#### Provided passage
=======
Transcript
This transcript was autogenerated. To make changes, submit a PR.
Hey guys, my name is Pradeep Gaddamedi.
I'm a site reliability engineer at a startup called Radar.
So, every day brings new challenges and victories.
And here I'll share my adventure in deploying monitoring and logging
platforms in the cloud without breaking the bank, as budget could be the
constraint for many startups and not everyone can afford paid versions.
so with that, I'm gonna go over my agenda today.
So, I just did my introduction, and I'm gonna, next time I'm
gonna de discuss about, you know, how to deploy the cost effective
monitoring and, logging solutions.
And then I'm gonna talk a little bit about the automation.
And then, you know how I did set up the S-L-A-S-L-O-S-L-I monitoring
dashboards, and I'm gonna discuss my experience with incidents.
you know, in my organization and then, about the toil and,
you know, time constraints and challenges and how I manage them.
So, let's diri dive into it.
So the first thing, you know, and I wanted to discuss is the software.
You know, open source software and the infrastructure we choose for
monitoring and logging infrastructure, or in fact, any other setup.
So, especially when your company or the startup which you're working for
is a budget constraint, obviously you want to choose, you're compelled
to choose the open source version.
So the main important, You know criteria we need to keep in mind is always research
a lot before we actually choose this software and also check mark all the
requirements which your organization needed that and then then choose
the software Let me take an example.
So I did choose elastic search For logging and I did set up elastic search
on virtual machines and everything went fine You there was, there
were some problems I encountered.
So, I cannot send Slack alerts from Elasticsearch because
only paid version, allows it.
So, since I was using open source, I can't send Slack alerts.
So, I have to, you know, use a workaround for that.
So, I wrote a Python script and then, I used the kibana server log and
then you know filtered the alerts and used a slack web hook and then you
know Sent it to the slack channel.
So it was kind of a Backdoor way.
So that's an example, but there could be something more important for your
organization So make sure like you check mark all those requirements
before choosing any open source, you know, and that way like, Yeah.
And there is, and, and, and next, like, choosing the right hardware.
So there is, there are certain ways where you can save some money,
by choosing the correct hardware.
you have to identify the correct platform to run your application in.
And, also the, you have to compare the cost with different,
components available in the cloud.
I mean to say different infrastructure available in the cloud and decide based
on the cost and, you know, You have to weigh in advantages versus cost when
I did elastic setup I actually read through their documentation and I found
like not all the instances require the same amount of memory or CPU.
So some instances consume less, some consume more, like master nodes doesn't
doesn't require a lot of, resources.
So I use the virtual machines which are of less skew for master nodes,
whereas the data nodes, they are CPU intensive because there are a lot of
data comes in there and then a lot of indexing and searching happens there.
So I have chosen virtual machines with high CPU.
So, you have to, look at, you had to weigh in the, advantages and
disadvantages and, you know, which costs you more and then choose
accordingly and try to save costs there.
That's all about, you know, how do you, select software
and hardware, to save the cost.
So let's talk about the automation.
So, so far I've talked about logging and I installed all of the monitoring
components I choose again for monitoring.
I have chosen open source.
Grafana, Prometheus, Mimir, InfluxDB.
=======
#### Recorded data
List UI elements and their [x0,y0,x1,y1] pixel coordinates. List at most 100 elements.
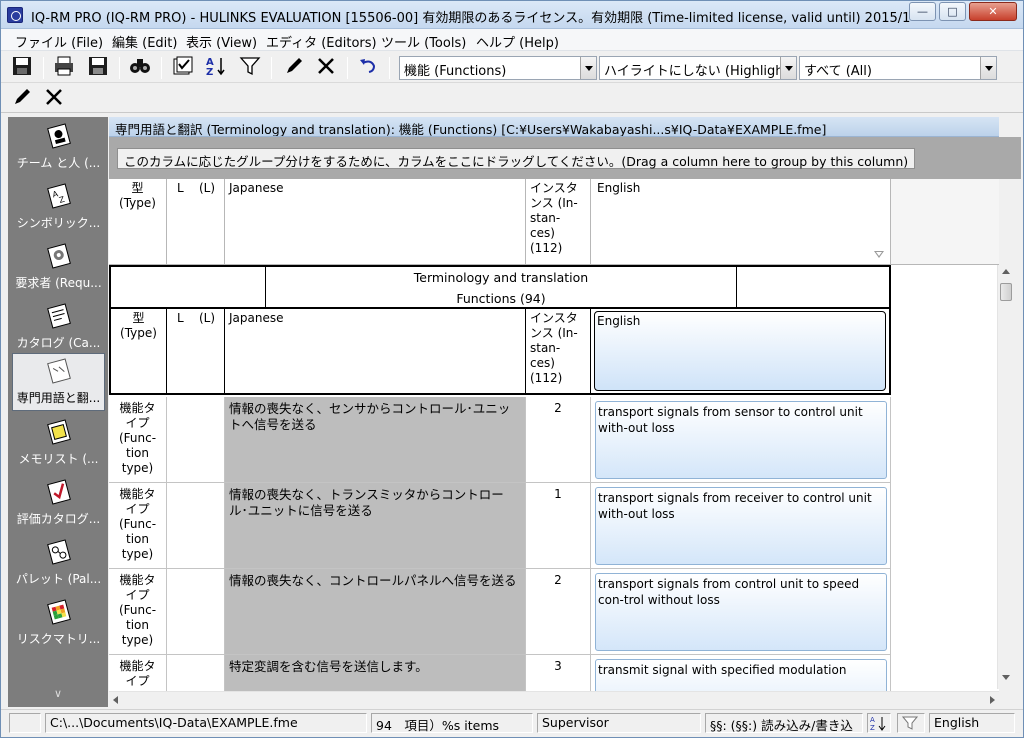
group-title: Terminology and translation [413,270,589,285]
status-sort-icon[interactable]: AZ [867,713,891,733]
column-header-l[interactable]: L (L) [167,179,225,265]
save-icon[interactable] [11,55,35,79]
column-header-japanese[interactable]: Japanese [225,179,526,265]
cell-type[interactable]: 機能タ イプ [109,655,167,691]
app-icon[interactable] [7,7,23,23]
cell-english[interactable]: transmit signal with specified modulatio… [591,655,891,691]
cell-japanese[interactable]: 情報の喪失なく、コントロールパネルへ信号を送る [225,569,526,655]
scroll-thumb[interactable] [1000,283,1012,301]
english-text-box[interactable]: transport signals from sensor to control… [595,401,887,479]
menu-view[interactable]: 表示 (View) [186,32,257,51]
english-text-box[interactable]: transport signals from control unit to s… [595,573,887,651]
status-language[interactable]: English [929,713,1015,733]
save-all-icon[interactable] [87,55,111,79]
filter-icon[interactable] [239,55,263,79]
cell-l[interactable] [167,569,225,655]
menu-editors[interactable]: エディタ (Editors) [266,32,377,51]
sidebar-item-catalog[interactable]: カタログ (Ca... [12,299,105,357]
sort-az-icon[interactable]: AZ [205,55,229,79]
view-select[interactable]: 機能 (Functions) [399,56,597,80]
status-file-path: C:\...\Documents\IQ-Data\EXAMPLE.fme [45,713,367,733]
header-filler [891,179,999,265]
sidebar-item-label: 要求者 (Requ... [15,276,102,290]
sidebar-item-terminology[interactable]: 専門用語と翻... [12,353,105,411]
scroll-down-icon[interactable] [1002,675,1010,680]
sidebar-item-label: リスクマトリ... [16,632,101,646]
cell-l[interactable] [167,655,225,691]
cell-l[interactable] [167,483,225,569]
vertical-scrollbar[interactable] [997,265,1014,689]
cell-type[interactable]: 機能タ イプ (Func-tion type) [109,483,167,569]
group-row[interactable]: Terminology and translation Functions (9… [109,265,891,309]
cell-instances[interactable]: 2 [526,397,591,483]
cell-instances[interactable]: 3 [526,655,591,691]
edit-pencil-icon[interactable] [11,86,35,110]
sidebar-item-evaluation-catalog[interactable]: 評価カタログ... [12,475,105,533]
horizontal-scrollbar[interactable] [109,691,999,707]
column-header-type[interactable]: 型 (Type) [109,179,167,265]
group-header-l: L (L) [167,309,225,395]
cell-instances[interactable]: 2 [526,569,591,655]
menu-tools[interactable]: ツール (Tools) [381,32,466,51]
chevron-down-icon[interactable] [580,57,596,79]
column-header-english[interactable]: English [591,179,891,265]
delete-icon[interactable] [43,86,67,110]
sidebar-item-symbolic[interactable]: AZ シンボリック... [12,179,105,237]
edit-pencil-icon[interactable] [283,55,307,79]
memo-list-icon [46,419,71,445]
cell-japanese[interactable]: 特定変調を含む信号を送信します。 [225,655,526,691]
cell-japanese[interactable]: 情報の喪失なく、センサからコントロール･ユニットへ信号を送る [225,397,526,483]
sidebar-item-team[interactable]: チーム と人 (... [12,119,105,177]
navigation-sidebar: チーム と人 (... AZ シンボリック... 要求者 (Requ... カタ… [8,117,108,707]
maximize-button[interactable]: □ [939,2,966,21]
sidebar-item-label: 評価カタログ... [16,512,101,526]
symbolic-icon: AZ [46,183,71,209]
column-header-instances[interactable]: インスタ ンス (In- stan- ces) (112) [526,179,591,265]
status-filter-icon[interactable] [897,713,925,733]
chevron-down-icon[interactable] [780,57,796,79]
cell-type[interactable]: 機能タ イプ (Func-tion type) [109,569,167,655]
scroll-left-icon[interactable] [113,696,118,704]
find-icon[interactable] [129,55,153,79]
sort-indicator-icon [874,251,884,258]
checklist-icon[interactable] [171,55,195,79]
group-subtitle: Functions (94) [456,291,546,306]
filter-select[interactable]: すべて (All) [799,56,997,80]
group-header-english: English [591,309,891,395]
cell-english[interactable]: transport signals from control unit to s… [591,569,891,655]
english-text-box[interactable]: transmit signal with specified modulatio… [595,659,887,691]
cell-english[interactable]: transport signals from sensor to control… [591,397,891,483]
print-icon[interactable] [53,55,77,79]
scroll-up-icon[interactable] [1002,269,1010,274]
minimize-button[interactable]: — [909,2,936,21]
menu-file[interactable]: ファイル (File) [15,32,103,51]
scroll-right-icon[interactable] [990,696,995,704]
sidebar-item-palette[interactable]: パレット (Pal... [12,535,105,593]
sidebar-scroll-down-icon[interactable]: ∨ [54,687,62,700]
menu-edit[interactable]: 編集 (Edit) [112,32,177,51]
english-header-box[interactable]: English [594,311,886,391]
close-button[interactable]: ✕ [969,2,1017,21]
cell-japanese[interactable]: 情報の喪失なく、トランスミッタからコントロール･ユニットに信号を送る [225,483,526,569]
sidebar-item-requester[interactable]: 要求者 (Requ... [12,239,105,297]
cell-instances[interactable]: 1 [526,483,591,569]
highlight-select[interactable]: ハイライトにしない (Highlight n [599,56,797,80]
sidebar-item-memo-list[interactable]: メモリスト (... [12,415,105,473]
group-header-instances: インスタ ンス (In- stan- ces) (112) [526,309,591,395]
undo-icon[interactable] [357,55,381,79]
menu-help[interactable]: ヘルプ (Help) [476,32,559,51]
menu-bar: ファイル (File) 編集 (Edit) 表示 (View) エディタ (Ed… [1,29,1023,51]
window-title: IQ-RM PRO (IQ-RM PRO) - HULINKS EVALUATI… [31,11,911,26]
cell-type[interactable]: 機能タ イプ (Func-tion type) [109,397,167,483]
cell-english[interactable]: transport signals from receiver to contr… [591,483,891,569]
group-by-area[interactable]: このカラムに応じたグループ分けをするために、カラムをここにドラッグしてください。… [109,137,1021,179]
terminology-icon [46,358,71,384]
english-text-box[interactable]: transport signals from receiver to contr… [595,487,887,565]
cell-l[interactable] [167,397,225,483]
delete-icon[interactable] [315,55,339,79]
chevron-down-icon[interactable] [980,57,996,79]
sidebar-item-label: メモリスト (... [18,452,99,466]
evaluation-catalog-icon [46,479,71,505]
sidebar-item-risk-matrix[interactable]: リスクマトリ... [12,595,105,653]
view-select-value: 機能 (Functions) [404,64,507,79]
=======
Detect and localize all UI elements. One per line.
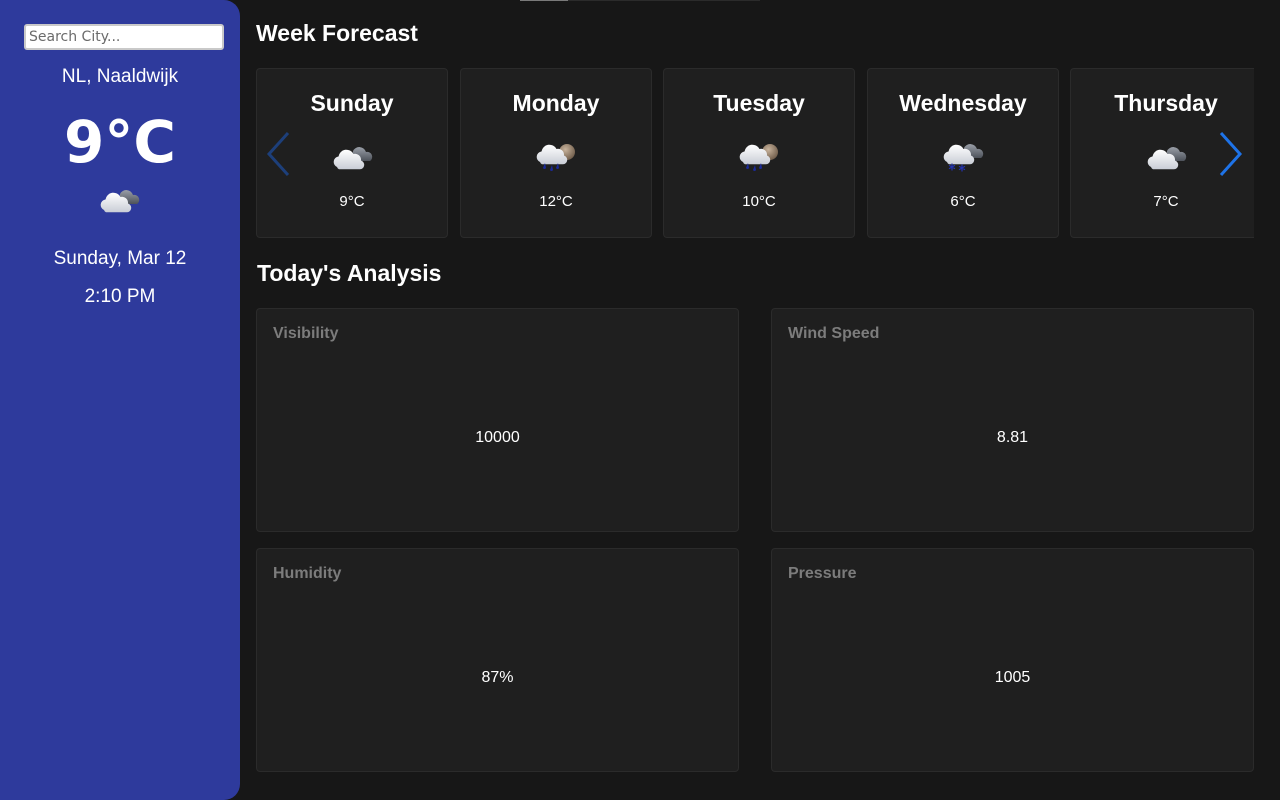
=======
#### Challenges
1 – Translate this sentence from the transcript into Spanish: "I'm a site reliability engineer at a startup called Radar."
2 – According to the transcript, which open source tools did the speaker choose for monitoring?
3 – Reproduce the passage of the transcript starting at "You know, open" and ending at "problems I encountered.".

#### Task-by-task results
1 – Soy ingeniero de confiabilidad de sitios en una startup llamada Radar.

2 – Grafana, Prometheus, Mimir and InfluxDB.

3 –
You know, open source software and the infrastructure we choose for
monitoring and logging infrastructure, or in fact, any other setup.
So, especially when your company or the startup which you're working for
is a budget constraint, obviously you want to choose, you're compelled
to choose the open source version.
So the main important, You know criteria we need to keep in mind is always research
a lot before we actually choose this software and also check mark all the
requirements which your organization needed that and then then choose
the software Let me take an example.
So I did choose elastic search For logging and I did set up elastic search
on virtual machines and everything went fine You there was, there
were some problems I encountered.